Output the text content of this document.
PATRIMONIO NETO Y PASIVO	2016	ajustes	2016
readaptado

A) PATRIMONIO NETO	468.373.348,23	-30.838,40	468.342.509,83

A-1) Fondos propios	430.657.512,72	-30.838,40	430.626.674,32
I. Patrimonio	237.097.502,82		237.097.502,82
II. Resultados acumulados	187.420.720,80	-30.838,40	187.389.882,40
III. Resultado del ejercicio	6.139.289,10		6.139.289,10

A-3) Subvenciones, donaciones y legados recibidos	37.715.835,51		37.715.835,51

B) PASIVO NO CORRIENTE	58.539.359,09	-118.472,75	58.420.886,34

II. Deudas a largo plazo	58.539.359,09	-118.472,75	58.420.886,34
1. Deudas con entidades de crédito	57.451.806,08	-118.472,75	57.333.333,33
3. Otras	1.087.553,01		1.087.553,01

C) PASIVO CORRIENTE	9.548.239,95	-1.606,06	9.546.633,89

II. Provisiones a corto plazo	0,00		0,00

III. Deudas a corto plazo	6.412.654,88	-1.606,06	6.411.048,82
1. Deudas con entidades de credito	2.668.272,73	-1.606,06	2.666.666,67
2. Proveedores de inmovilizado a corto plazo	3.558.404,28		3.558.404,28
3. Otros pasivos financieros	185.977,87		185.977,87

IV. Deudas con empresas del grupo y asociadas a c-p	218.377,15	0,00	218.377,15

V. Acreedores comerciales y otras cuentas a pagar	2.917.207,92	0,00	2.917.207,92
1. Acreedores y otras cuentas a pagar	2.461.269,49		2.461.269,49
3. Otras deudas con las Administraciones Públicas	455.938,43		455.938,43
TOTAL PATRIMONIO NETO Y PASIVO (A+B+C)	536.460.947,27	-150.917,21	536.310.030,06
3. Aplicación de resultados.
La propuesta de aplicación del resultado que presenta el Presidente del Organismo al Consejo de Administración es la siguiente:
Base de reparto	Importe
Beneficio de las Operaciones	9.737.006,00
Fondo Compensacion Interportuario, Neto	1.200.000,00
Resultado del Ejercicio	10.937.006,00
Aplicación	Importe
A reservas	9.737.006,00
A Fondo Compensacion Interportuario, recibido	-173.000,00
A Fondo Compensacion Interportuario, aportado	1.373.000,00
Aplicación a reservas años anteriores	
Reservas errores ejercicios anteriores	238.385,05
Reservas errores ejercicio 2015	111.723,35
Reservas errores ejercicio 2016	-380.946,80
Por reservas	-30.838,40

------------------------------

Description of the task:
Look through the listing above. Pick out each line with "entidades" and copy it.

Answer to the exercise:
1. Deudas con entidades de crédito	57.451.806,08	-118.472,75	57.333.333,33
1. Deudas con entidades de credito	2.668.272,73	-1.606,06	2.666.666,67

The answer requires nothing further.